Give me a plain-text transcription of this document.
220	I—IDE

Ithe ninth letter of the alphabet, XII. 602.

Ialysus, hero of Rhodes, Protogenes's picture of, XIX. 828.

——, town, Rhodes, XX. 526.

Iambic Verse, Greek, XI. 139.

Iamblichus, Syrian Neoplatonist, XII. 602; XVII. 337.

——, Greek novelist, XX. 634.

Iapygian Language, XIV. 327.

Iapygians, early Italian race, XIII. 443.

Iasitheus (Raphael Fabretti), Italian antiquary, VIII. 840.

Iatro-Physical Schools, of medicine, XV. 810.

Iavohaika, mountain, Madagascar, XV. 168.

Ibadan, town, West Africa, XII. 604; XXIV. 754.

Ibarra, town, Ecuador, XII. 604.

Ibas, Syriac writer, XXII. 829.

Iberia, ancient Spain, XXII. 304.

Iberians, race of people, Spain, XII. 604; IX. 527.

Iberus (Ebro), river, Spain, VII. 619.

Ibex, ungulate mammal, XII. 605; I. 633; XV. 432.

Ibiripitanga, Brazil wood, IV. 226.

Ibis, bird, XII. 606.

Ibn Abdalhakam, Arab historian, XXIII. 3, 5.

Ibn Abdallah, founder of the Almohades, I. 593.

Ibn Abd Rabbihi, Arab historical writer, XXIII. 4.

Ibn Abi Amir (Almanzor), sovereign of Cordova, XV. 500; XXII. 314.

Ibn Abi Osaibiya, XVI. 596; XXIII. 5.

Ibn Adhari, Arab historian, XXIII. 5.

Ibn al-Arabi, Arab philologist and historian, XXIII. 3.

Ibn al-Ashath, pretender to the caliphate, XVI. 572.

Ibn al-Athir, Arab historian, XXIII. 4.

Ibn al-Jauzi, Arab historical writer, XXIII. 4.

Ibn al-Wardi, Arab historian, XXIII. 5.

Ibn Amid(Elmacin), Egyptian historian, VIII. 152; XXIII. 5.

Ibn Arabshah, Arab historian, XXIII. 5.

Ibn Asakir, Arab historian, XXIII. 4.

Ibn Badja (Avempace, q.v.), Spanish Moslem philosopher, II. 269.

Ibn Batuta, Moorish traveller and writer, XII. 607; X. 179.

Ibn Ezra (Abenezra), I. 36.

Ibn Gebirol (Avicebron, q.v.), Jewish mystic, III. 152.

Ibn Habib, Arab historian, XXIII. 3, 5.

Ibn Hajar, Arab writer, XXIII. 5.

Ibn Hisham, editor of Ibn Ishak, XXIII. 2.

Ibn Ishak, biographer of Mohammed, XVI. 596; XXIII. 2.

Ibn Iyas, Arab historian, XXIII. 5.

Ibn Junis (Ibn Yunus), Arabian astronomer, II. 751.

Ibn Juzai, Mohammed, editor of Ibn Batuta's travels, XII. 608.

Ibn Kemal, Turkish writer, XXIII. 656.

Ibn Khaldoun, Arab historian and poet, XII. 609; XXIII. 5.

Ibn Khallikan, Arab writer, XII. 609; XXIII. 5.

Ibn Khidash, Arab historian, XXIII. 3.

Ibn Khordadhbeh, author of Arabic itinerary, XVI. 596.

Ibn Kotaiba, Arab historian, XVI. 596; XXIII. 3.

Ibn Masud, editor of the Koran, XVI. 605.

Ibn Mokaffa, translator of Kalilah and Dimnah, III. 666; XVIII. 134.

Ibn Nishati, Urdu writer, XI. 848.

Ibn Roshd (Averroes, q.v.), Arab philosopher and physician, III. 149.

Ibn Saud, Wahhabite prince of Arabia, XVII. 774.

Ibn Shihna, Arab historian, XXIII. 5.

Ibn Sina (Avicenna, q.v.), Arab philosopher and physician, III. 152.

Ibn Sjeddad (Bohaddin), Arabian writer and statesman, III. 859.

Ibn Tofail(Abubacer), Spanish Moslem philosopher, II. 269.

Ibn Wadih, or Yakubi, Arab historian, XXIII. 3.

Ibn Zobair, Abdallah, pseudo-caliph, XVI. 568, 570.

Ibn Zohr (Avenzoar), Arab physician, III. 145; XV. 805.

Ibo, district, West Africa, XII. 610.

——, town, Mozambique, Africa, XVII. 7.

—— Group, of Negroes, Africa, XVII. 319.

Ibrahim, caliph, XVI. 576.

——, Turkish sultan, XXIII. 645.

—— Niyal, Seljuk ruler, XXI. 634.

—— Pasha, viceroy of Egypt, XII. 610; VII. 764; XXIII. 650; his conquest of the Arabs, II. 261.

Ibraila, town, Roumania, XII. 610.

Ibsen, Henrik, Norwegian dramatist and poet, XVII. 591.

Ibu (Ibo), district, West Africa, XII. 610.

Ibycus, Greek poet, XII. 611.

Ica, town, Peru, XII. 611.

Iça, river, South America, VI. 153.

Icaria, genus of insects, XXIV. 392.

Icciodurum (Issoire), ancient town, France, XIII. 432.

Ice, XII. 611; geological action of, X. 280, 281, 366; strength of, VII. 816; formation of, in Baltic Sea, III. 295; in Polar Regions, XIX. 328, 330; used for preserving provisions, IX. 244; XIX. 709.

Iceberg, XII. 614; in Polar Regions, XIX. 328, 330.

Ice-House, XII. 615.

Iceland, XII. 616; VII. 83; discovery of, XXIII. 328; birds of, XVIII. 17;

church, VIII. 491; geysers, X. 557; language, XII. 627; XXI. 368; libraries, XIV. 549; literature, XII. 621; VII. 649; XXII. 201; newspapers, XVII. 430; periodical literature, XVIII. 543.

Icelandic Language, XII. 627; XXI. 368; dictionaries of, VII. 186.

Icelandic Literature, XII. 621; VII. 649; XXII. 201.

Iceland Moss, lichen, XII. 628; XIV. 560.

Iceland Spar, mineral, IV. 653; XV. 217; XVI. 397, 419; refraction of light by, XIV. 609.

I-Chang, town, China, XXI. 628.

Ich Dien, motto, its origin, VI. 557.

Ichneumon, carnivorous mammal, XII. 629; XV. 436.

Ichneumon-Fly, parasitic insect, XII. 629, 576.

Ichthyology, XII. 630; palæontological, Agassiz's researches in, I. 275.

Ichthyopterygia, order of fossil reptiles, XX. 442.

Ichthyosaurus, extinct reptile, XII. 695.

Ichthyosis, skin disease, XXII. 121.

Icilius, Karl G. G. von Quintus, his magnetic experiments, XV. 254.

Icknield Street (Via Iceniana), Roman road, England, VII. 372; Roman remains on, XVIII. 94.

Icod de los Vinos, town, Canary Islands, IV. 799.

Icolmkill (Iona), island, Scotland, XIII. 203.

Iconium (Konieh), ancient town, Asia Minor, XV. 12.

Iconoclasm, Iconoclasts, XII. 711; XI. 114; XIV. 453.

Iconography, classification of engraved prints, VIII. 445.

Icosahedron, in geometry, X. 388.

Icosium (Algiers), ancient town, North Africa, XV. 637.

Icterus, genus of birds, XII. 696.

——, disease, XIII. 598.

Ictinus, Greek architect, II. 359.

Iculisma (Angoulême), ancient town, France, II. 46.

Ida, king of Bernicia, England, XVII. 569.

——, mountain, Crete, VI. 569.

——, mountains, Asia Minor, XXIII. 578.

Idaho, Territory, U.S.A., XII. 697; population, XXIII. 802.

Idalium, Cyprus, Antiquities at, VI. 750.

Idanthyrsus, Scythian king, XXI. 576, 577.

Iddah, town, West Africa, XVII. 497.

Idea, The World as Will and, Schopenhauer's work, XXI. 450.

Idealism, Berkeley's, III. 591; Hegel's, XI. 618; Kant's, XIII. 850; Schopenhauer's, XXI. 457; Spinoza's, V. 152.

====

■ Activity ■
Your task is to find each line in the entries that contains the string "river" and copy it.

■ Exercise solution ■
Iberus (Ebro), river, Spain, VII. 619.
Iça, river, South America, VI. 153.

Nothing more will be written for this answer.